> TASK INSTRUCTIONS
Find every line below that contains the word "value" and copy it out.

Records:
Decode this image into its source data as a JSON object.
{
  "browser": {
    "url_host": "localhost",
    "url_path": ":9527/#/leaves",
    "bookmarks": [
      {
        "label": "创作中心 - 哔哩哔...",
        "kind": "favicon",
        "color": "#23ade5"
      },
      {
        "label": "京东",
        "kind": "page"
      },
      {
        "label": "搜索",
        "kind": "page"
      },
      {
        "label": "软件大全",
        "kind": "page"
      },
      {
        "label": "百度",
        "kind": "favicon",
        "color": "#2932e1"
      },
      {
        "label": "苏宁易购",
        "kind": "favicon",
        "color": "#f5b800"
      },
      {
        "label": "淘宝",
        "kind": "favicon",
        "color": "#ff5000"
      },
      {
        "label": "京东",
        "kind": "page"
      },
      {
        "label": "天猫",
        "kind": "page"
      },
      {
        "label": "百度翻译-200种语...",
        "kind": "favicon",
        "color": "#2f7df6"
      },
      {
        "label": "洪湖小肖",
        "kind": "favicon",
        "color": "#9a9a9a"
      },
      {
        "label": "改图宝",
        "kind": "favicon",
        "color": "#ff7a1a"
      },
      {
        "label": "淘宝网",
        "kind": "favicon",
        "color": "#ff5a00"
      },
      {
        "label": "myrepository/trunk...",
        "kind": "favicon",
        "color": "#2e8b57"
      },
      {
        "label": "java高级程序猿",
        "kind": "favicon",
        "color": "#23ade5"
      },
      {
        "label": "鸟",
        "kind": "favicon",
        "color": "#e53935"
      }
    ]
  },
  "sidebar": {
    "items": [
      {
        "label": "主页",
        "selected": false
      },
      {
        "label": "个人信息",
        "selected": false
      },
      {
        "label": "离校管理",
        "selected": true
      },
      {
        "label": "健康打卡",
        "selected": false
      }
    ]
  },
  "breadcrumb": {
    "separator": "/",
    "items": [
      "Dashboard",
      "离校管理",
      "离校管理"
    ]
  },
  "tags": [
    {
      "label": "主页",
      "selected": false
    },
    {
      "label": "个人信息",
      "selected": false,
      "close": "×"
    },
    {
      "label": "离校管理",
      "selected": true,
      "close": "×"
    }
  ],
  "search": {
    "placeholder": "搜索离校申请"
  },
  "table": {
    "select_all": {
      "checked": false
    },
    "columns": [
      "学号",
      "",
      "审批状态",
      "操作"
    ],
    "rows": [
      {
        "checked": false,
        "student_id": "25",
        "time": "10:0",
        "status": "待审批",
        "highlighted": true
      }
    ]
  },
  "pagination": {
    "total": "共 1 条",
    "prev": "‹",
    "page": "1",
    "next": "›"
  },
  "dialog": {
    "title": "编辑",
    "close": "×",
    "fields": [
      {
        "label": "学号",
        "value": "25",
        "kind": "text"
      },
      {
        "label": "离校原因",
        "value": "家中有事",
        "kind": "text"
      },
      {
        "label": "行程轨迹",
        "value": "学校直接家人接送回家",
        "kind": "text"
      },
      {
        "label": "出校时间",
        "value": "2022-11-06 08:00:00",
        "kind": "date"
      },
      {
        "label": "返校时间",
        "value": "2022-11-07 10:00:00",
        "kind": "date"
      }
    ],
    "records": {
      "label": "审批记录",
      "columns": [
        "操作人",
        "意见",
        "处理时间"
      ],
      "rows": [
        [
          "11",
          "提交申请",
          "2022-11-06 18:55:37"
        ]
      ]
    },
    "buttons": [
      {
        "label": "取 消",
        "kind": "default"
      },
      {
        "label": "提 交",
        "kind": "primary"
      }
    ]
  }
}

> ANSWER TO THE EXERCISE
        "value": "25",
        "value": "家中有事",
        "value": "学校直接家人接送回家",
        "value": "2022-11-06 08:00:00",
        "value": "2022-11-07 10:00:00",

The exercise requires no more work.